**DATA RECORDS**
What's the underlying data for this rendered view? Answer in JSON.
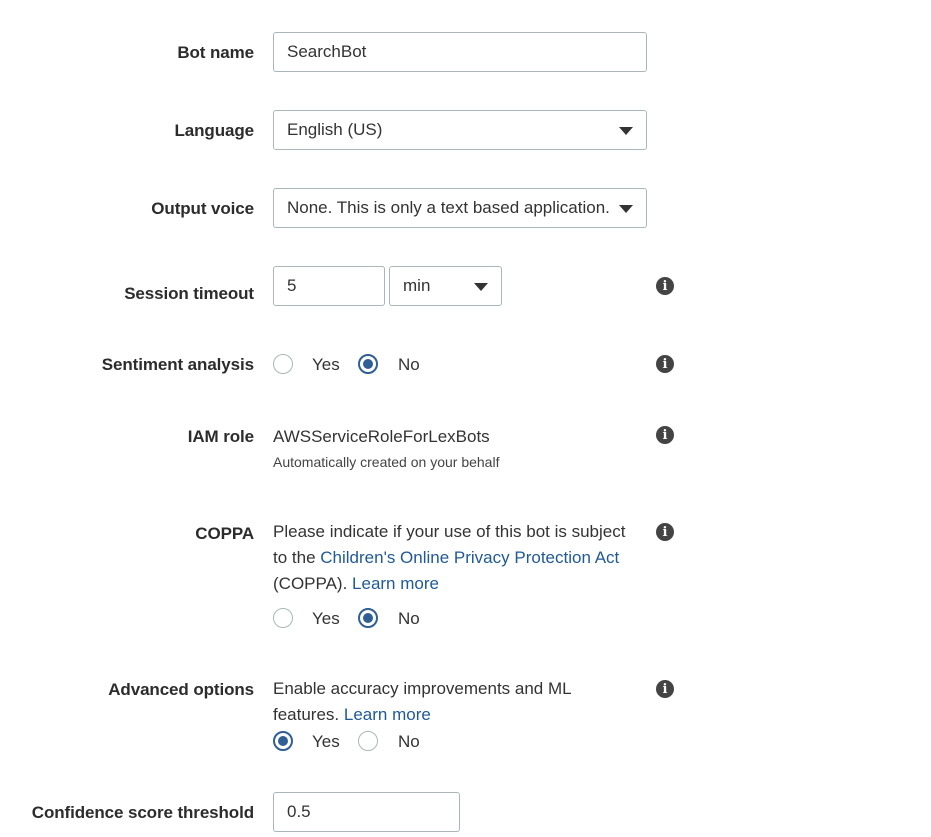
{
  "bot_name": {
    "label": "Bot name",
    "value": "SearchBot"
  },
  "language": {
    "label": "Language",
    "value": "English (US)"
  },
  "output_voice": {
    "label": "Output voice",
    "value": "None. This is only a text based application."
  },
  "session_timeout": {
    "label": "Session timeout",
    "value": "5",
    "unit": "min"
  },
  "sentiment": {
    "label": "Sentiment analysis",
    "yes": "Yes",
    "no": "No",
    "selected": "No"
  },
  "iam_role": {
    "label": "IAM role",
    "value": "AWSServiceRoleForLexBots",
    "note": "Automatically created on your behalf"
  },
  "coppa": {
    "label": "COPPA",
    "text_1": "Please indicate if your use of this bot is subject",
    "text_2": "to the ",
    "link": "Children's Online Privacy Protection Act",
    "text_3": "(COPPA). ",
    "learn_more": "Learn more",
    "yes": "Yes",
    "no": "No",
    "selected": "No"
  },
  "advanced": {
    "label": "Advanced options",
    "text_1": "Enable accuracy improvements and ML",
    "text_2": "features. ",
    "learn_more": "Learn more",
    "yes": "Yes",
    "no": "No",
    "selected": "Yes"
  },
  "confidence": {
    "label": "Confidence score threshold",
    "value": "0.5"
  },
  "icons": {
    "info": "info-icon",
    "dropdown": "caret-down-icon"
  },
  "colors": {
    "accent": "#2f5f95",
    "link": "#1f5a96",
    "border": "#aab7b8"
  }
}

**AIM**
Copy the records above exactly, omitting every picture.

**CORRECT RESULT**
What's the underlying data for this rendered view? Answer in JSON.
{
  "bot_name": {
    "label": "Bot name",
    "value": "SearchBot"
  },
  "language": {
    "label": "Language",
    "value": "English (US)"
  },
  "output_voice": {
    "label": "Output voice",
    "value": "None. This is only a text based application."
  },
  "session_timeout": {
    "label": "Session timeout",
    "value": "5",
    "unit": "min"
  },
  "sentiment": {
    "label": "Sentiment analysis",
    "yes": "Yes",
    "no": "No",
    "selected": "No"
  },
  "iam_role": {
    "label": "IAM role",
    "value": "AWSServiceRoleForLexBots",
    "note": "Automatically created on your behalf"
  },
  "coppa": {
    "label": "COPPA",
    "text_1": "Please indicate if your use of this bot is subject",
    "text_2": "to the ",
    "link": "Children's Online Privacy Protection Act",
    "text_3": "(COPPA). ",
    "learn_more": "Learn more",
    "yes": "Yes",
    "no": "No",
    "selected": "No"
  },
  "advanced": {
    "label": "Advanced options",
    "text_1": "Enable accuracy improvements and ML",
    "text_2": "features. ",
    "learn_more": "Learn more",
    "yes": "Yes",
    "no": "No",
    "selected": "Yes"
  },
  "confidence": {
    "label": "Confidence score threshold",
    "value": "0.5"
  },
  "icons": {
    "info": "info-icon",
    "dropdown": "caret-down-icon"
  },
  "colors": {
    "accent": "#2f5f95",
    "link": "#1f5a96",
    "border": "#aab7b8"
  }
}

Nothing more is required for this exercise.